*Exercise data*
-------

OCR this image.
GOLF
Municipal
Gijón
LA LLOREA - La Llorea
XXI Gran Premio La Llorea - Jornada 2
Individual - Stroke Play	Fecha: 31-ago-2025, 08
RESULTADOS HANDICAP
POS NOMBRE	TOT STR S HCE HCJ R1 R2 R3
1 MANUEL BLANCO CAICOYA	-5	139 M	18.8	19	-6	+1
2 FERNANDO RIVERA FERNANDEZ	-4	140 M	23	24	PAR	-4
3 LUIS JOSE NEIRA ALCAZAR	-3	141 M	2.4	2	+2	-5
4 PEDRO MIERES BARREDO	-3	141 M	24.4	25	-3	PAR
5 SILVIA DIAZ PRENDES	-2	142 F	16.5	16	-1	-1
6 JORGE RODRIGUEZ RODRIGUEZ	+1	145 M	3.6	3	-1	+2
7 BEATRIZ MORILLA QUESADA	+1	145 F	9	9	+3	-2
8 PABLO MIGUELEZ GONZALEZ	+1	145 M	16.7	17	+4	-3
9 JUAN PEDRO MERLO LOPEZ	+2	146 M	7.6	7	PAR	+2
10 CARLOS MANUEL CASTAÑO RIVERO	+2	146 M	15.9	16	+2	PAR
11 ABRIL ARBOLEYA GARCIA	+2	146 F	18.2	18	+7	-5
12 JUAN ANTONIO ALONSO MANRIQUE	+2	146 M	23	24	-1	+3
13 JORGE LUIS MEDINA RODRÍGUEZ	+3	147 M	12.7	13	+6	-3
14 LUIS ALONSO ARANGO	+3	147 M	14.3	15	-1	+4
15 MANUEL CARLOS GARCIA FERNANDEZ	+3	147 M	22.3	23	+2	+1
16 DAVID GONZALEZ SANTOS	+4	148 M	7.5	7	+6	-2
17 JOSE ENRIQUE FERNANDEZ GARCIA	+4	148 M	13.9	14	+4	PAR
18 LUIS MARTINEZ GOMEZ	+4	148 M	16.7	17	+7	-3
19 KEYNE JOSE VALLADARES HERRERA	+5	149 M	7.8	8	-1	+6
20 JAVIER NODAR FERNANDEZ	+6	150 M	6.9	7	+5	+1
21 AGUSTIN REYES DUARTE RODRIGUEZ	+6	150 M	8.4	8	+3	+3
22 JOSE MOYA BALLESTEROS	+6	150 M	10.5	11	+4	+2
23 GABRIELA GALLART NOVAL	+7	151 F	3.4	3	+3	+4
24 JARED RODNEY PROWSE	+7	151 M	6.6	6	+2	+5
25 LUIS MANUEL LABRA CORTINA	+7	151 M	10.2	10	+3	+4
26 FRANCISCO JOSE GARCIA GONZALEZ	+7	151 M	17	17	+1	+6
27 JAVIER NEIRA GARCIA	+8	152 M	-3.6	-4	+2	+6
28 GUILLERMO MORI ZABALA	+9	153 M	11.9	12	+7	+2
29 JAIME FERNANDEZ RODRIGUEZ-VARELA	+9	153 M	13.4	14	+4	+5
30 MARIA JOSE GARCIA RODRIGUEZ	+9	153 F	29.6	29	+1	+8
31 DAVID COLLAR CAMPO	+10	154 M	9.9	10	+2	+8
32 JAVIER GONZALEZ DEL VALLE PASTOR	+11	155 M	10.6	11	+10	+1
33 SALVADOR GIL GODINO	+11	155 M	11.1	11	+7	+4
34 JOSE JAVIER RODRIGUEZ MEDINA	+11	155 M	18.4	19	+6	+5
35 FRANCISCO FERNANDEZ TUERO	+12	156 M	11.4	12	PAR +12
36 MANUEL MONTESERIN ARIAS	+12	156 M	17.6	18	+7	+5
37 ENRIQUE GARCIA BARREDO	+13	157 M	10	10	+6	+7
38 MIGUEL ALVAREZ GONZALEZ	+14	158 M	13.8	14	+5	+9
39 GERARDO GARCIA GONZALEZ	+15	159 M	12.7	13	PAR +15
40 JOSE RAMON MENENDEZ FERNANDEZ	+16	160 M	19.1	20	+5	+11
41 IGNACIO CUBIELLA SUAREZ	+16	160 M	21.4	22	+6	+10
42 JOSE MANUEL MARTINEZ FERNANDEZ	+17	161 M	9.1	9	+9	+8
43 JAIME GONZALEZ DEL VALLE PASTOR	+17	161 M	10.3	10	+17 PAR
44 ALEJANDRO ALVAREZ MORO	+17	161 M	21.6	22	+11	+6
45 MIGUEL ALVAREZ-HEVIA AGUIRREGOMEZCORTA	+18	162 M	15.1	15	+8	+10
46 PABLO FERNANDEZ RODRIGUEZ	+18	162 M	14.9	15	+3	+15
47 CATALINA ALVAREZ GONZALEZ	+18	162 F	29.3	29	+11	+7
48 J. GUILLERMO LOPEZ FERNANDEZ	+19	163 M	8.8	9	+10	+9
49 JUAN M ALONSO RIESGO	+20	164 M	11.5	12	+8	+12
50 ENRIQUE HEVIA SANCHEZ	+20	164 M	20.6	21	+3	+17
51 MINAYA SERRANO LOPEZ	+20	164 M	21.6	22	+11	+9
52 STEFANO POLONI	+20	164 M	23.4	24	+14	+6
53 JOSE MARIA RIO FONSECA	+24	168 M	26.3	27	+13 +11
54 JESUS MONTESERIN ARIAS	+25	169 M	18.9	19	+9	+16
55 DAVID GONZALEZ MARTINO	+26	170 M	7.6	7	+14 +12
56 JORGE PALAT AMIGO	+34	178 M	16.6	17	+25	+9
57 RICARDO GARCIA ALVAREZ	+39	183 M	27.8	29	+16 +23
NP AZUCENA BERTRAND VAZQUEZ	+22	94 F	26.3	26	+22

-------

Write down the full listing again, exactly.

OCR this image.
GOLF
Municipal
Gijón
LA LLOREA - La Llorea
XXI Gran Premio La Llorea - Jornada 2
Individual - Stroke Play	Fecha: 31-ago-2025, 08
RESULTADOS HANDICAP
POS NOMBRE	TOT STR S HCE HCJ R1 R2 R3
1 MANUEL BLANCO CAICOYA	-5	139 M	18.8	19	-6	+1
2 FERNANDO RIVERA FERNANDEZ	-4	140 M	23	24	PAR	-4
3 LUIS JOSE NEIRA ALCAZAR	-3	141 M	2.4	2	+2	-5
4 PEDRO MIERES BARREDO	-3	141 M	24.4	25	-3	PAR
5 SILVIA DIAZ PRENDES	-2	142 F	16.5	16	-1	-1
6 JORGE RODRIGUEZ RODRIGUEZ	+1	145 M	3.6	3	-1	+2
7 BEATRIZ MORILLA QUESADA	+1	145 F	9	9	+3	-2
8 PABLO MIGUELEZ GONZALEZ	+1	145 M	16.7	17	+4	-3
9 JUAN PEDRO MERLO LOPEZ	+2	146 M	7.6	7	PAR	+2
10 CARLOS MANUEL CASTAÑO RIVERO	+2	146 M	15.9	16	+2	PAR
11 ABRIL ARBOLEYA GARCIA	+2	146 F	18.2	18	+7	-5
12 JUAN ANTONIO ALONSO MANRIQUE	+2	146 M	23	24	-1	+3
13 JORGE LUIS MEDINA RODRÍGUEZ	+3	147 M	12.7	13	+6	-3
14 LUIS ALONSO ARANGO	+3	147 M	14.3	15	-1	+4
15 MANUEL CARLOS GARCIA FERNANDEZ	+3	147 M	22.3	23	+2	+1
16 DAVID GONZALEZ SANTOS	+4	148 M	7.5	7	+6	-2
17 JOSE ENRIQUE FERNANDEZ GARCIA	+4	148 M	13.9	14	+4	PAR
18 LUIS MARTINEZ GOMEZ	+4	148 M	16.7	17	+7	-3
19 KEYNE JOSE VALLADARES HERRERA	+5	149 M	7.8	8	-1	+6
20 JAVIER NODAR FERNANDEZ	+6	150 M	6.9	7	+5	+1
21 AGUSTIN REYES DUARTE RODRIGUEZ	+6	150 M	8.4	8	+3	+3
22 JOSE MOYA BALLESTEROS	+6	150 M	10.5	11	+4	+2
23 GABRIELA GALLART NOVAL	+7	151 F	3.4	3	+3	+4
24 JARED RODNEY PROWSE	+7	151 M	6.6	6	+2	+5
25 LUIS MANUEL LABRA CORTINA	+7	151 M	10.2	10	+3	+4
26 FRANCISCO JOSE GARCIA GONZALEZ	+7	151 M	17	17	+1	+6
27 JAVIER NEIRA GARCIA	+8	152 M	-3.6	-4	+2	+6
28 GUILLERMO MORI ZABALA	+9	153 M	11.9	12	+7	+2
29 JAIME FERNANDEZ RODRIGUEZ-VARELA	+9	153 M	13.4	14	+4	+5
30 MARIA JOSE GARCIA RODRIGUEZ	+9	153 F	29.6	29	+1	+8
31 DAVID COLLAR CAMPO	+10	154 M	9.9	10	+2	+8
32 JAVIER GONZALEZ DEL VALLE PASTOR	+11	155 M	10.6	11	+10	+1
33 SALVADOR GIL GODINO	+11	155 M	11.1	11	+7	+4
34 JOSE JAVIER RODRIGUEZ MEDINA	+11	155 M	18.4	19	+6	+5
35 FRANCISCO FERNANDEZ TUERO	+12	156 M	11.4	12	PAR +12
36 MANUEL MONTESERIN ARIAS	+12	156 M	17.6	18	+7	+5
37 ENRIQUE GARCIA BARREDO	+13	157 M	10	10	+6	+7
38 MIGUEL ALVAREZ GONZALEZ	+14	158 M	13.8	14	+5	+9
39 GERARDO GARCIA GONZALEZ	+15	159 M	12.7	13	PAR +15
40 JOSE RAMON MENENDEZ FERNANDEZ	+16	160 M	19.1	20	+5	+11
41 IGNACIO CUBIELLA SUAREZ	+16	160 M	21.4	22	+6	+10
42 JOSE MANUEL MARTINEZ FERNANDEZ	+17	161 M	9.1	9	+9	+8
43 JAIME GONZALEZ DEL VALLE PASTOR	+17	161 M	10.3	10	+17 PAR
44 ALEJANDRO ALVAREZ MORO	+17	161 M	21.6	22	+11	+6
45 MIGUEL ALVAREZ-HEVIA AGUIRREGOMEZCORTA	+18	162 M	15.1	15	+8	+10
46 PABLO FERNANDEZ RODRIGUEZ	+18	162 M	14.9	15	+3	+15
47 CATALINA ALVAREZ GONZALEZ	+18	162 F	29.3	29	+11	+7
48 J. GUILLERMO LOPEZ FERNANDEZ	+19	163 M	8.8	9	+10	+9
49 JUAN M ALONSO RIESGO	+20	164 M	11.5	12	+8	+12
50 ENRIQUE HEVIA SANCHEZ	+20	164 M	20.6	21	+3	+17
51 MINAYA SERRANO LOPEZ	+20	164 M	21.6	22	+11	+9
52 STEFANO POLONI	+20	164 M	23.4	24	+14	+6
53 JOSE MARIA RIO FONSECA	+24	168 M	26.3	27	+13 +11
54 JESUS MONTESERIN ARIAS	+25	169 M	18.9	19	+9	+16
55 DAVID GONZALEZ MARTINO	+26	170 M	7.6	7	+14 +12
56 JORGE PALAT AMIGO	+34	178 M	16.6	17	+25	+9
57 RICARDO GARCIA ALVAREZ	+39	183 M	27.8	29	+16 +23
NP AZUCENA BERTRAND VAZQUEZ	+22	94 F	26.3	26	+22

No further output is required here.